What is needed >> Reading down the listing below, count the lines where the word "name" shows up, then give only that count.
-=-=-
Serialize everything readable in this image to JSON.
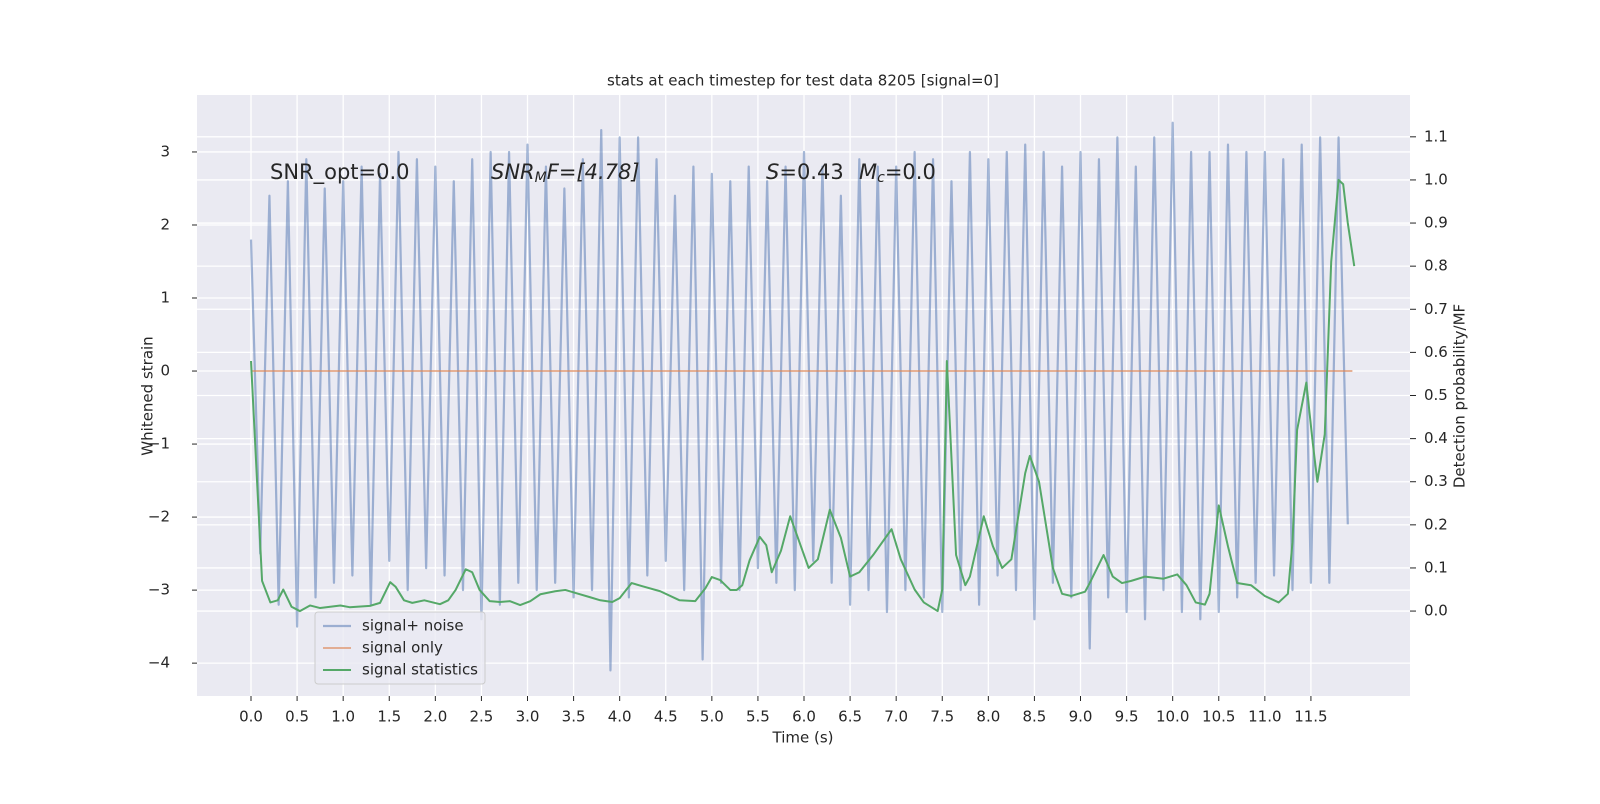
{
  "chart_data": {
    "type": "line",
    "title": "stats at each timestep for test data 8205 [signal=0]",
    "xlabel": "Time (s)",
    "ylabel": "Whitened strain",
    "y2label": "Detection probability/MF",
    "annotations": [
      [
        "SNR_opt=0.0"
      ],
      [
        "SNR",
        "M",
        "F=[4.78]"
      ],
      [
        "S",
        "=0.43"
      ],
      [
        "M",
        "c",
        "=0.0"
      ]
    ],
    "xlim": [
      -0.586,
      12.575
    ],
    "ylim": [
      -4.45,
      3.78
    ],
    "y2lim": [
      -0.197,
      1.197
    ],
    "xticks": [
      {
        "value": 0,
        "label": "0.0"
      },
      {
        "value": 0.5,
        "label": "0.5"
      },
      {
        "value": 1,
        "label": "1.0"
      },
      {
        "value": 1.5,
        "label": "1.5"
      },
      {
        "value": 2,
        "label": "2.0"
      },
      {
        "value": 2.5,
        "label": "2.5"
      },
      {
        "value": 3,
        "label": "3.0"
      },
      {
        "value": 3.5,
        "label": "3.5"
      },
      {
        "value": 4,
        "label": "4.0"
      },
      {
        "value": 4.5,
        "label": "4.5"
      },
      {
        "value": 5,
        "label": "5.0"
      },
      {
        "value": 5.5,
        "label": "5.5"
      },
      {
        "value": 6,
        "label": "6.0"
      },
      {
        "value": 6.5,
        "label": "6.5"
      },
      {
        "value": 7,
        "label": "7.0"
      },
      {
        "value": 7.5,
        "label": "7.5"
      },
      {
        "value": 8,
        "label": "8.0"
      },
      {
        "value": 8.5,
        "label": "8.5"
      },
      {
        "value": 9,
        "label": "9.0"
      },
      {
        "value": 9.5,
        "label": "9.5"
      },
      {
        "value": 10,
        "label": "10.0"
      },
      {
        "value": 10.5,
        "label": "10.5"
      },
      {
        "value": 11,
        "label": "11.0"
      },
      {
        "value": 11.5,
        "label": "11.5"
      }
    ],
    "yticks": [
      {
        "value": -4,
        "label": "−4"
      },
      {
        "value": -3,
        "label": "−3"
      },
      {
        "value": -2,
        "label": "−2"
      },
      {
        "value": -1,
        "label": "−1"
      },
      0,
      1,
      2,
      3
    ],
    "y2ticks": [
      {
        "value": 0,
        "label": "0.0"
      },
      {
        "value": 0.1,
        "label": "0.1"
      },
      {
        "value": 0.2,
        "label": "0.2"
      },
      {
        "value": 0.3,
        "label": "0.3"
      },
      {
        "value": 0.4,
        "label": "0.4"
      },
      {
        "value": 0.5,
        "label": "0.5"
      },
      {
        "value": 0.6,
        "label": "0.6"
      },
      {
        "value": 0.7,
        "label": "0.7"
      },
      {
        "value": 0.8,
        "label": "0.8"
      },
      {
        "value": 0.9,
        "label": "0.9"
      },
      {
        "value": 1.0,
        "label": "1.0"
      },
      {
        "value": 1.1,
        "label": "1.1"
      }
    ],
    "grid": true,
    "legend": "lower left",
    "series": [
      {
        "name": "signal+ noise",
        "color": "#4c72b0",
        "x": [
          0,
          0.1,
          0.2,
          0.3,
          0.4,
          0.5,
          0.6,
          0.7,
          0.8,
          0.9,
          1,
          1.1,
          1.2,
          1.3,
          1.4,
          1.5,
          1.6,
          1.7,
          1.8,
          1.9,
          2,
          2.1,
          2.2,
          2.3,
          2.4,
          2.5,
          2.6,
          2.7,
          2.8,
          2.9,
          3,
          3.1,
          3.2,
          3.3,
          3.4,
          3.5,
          3.6,
          3.7,
          3.8,
          3.9,
          4,
          4.1,
          4.2,
          4.3,
          4.4,
          4.5,
          4.6,
          4.7,
          4.8,
          4.9,
          5,
          5.1,
          5.2,
          5.3,
          5.4,
          5.5,
          5.6,
          5.7,
          5.8,
          5.9,
          6,
          6.1,
          6.2,
          6.3,
          6.4,
          6.5,
          6.6,
          6.7,
          6.8,
          6.9,
          7,
          7.1,
          7.2,
          7.3,
          7.4,
          7.5,
          7.6,
          7.7,
          7.8,
          7.9,
          8,
          8.1,
          8.2,
          8.3,
          8.4,
          8.5,
          8.6,
          8.7,
          8.8,
          8.9,
          9,
          9.1,
          9.2,
          9.3,
          9.4,
          9.5,
          9.6,
          9.7,
          9.8,
          9.9,
          10,
          10.1,
          10.2,
          10.3,
          10.4,
          10.5,
          10.6,
          10.7,
          10.8,
          10.9,
          11,
          11.1,
          11.2,
          11.3,
          11.4,
          11.5,
          11.6,
          11.7,
          11.8,
          11.9
        ],
        "values": [
          1.8,
          -2.5,
          2.4,
          -3.2,
          2.6,
          -3.5,
          2.9,
          -3.1,
          2.5,
          -2.9,
          2.6,
          -2.8,
          2.8,
          -3.2,
          2.7,
          -2.6,
          3.0,
          -3.0,
          2.9,
          -2.7,
          2.8,
          -2.8,
          2.6,
          -3.0,
          2.9,
          -3.4,
          3.0,
          -3.2,
          3.0,
          -2.9,
          3.1,
          -3.0,
          2.8,
          -2.9,
          2.5,
          -3.1,
          2.9,
          -3.0,
          3.3,
          -4.1,
          3.2,
          -3.1,
          3.2,
          -2.8,
          2.9,
          -2.6,
          2.4,
          -3.0,
          2.8,
          -3.95,
          2.7,
          -2.9,
          2.6,
          -3.0,
          2.8,
          -2.7,
          2.6,
          -2.9,
          2.8,
          -3.0,
          3.0,
          -2.6,
          2.8,
          -2.9,
          2.4,
          -3.2,
          2.9,
          -3.0,
          2.8,
          -3.3,
          2.8,
          -3.0,
          3.0,
          -3.1,
          2.9,
          -3.3,
          2.6,
          -3.0,
          3.0,
          -3.2,
          2.9,
          -2.8,
          3.0,
          -3.0,
          3.1,
          -3.4,
          3.0,
          -2.9,
          2.8,
          -3.1,
          3.0,
          -3.8,
          2.9,
          -3.1,
          3.2,
          -3.3,
          2.8,
          -3.4,
          3.2,
          -3.0,
          3.4,
          -3.3,
          3.0,
          -3.4,
          3.0,
          -3.3,
          3.1,
          -3.1,
          3.0,
          -2.9,
          3.0,
          -2.8,
          2.9,
          -3.0,
          3.1,
          -2.9,
          3.2,
          -2.9,
          3.2,
          -2.1
        ]
      },
      {
        "name": "signal only",
        "color": "#dd8452",
        "x": [
          0,
          11.95
        ],
        "values": [
          0,
          0
        ]
      },
      {
        "name": "signal statistics",
        "color": "#55a868",
        "axis": "y2",
        "x": [
          0,
          0.12,
          0.21,
          0.29,
          0.35,
          0.44,
          0.53,
          0.64,
          0.75,
          0.97,
          1.07,
          1.29,
          1.4,
          1.51,
          1.57,
          1.66,
          1.75,
          1.88,
          2.05,
          2.14,
          2.22,
          2.33,
          2.4,
          2.48,
          2.59,
          2.7,
          2.81,
          2.92,
          3.03,
          3.14,
          3.3,
          3.41,
          3.52,
          3.68,
          3.79,
          3.92,
          4.0,
          4.13,
          4.24,
          4.44,
          4.65,
          4.82,
          4.93,
          5.0,
          5.09,
          5.2,
          5.27,
          5.33,
          5.41,
          5.52,
          5.59,
          5.65,
          5.75,
          5.85,
          5.95,
          6.05,
          6.15,
          6.28,
          6.4,
          6.5,
          6.6,
          6.75,
          6.95,
          7.05,
          7.2,
          7.3,
          7.45,
          7.5,
          7.55,
          7.65,
          7.75,
          7.8,
          7.95,
          8.05,
          8.15,
          8.25,
          8.4,
          8.45,
          8.55,
          8.7,
          8.8,
          8.9,
          9.05,
          9.1,
          9.25,
          9.35,
          9.45,
          9.55,
          9.7,
          9.9,
          10.05,
          10.15,
          10.25,
          10.35,
          10.4,
          10.5,
          10.6,
          10.7,
          10.85,
          11.0,
          11.15,
          11.25,
          11.3,
          11.35,
          11.45,
          11.52,
          11.57,
          11.65,
          11.72,
          11.8,
          11.85,
          11.9,
          11.97
        ],
        "values": [
          0.58,
          0.07,
          0.02,
          0.025,
          0.05,
          0.01,
          0.0,
          0.013,
          0.007,
          0.013,
          0.009,
          0.012,
          0.019,
          0.067,
          0.056,
          0.025,
          0.019,
          0.025,
          0.016,
          0.025,
          0.049,
          0.097,
          0.09,
          0.049,
          0.023,
          0.021,
          0.023,
          0.014,
          0.023,
          0.039,
          0.046,
          0.049,
          0.042,
          0.032,
          0.025,
          0.021,
          0.03,
          0.065,
          0.058,
          0.046,
          0.025,
          0.023,
          0.053,
          0.079,
          0.072,
          0.049,
          0.049,
          0.06,
          0.118,
          0.172,
          0.153,
          0.09,
          0.14,
          0.22,
          0.16,
          0.1,
          0.12,
          0.235,
          0.17,
          0.08,
          0.09,
          0.13,
          0.19,
          0.12,
          0.05,
          0.02,
          0.0,
          0.05,
          0.58,
          0.13,
          0.06,
          0.08,
          0.22,
          0.15,
          0.1,
          0.12,
          0.32,
          0.36,
          0.3,
          0.1,
          0.04,
          0.035,
          0.045,
          0.065,
          0.13,
          0.08,
          0.065,
          0.07,
          0.08,
          0.075,
          0.085,
          0.06,
          0.02,
          0.015,
          0.04,
          0.245,
          0.15,
          0.065,
          0.06,
          0.035,
          0.02,
          0.04,
          0.16,
          0.42,
          0.53,
          0.39,
          0.3,
          0.41,
          0.81,
          1.0,
          0.99,
          0.9,
          0.8
        ]
      }
    ]
  }
}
-=-=-
Response >> 3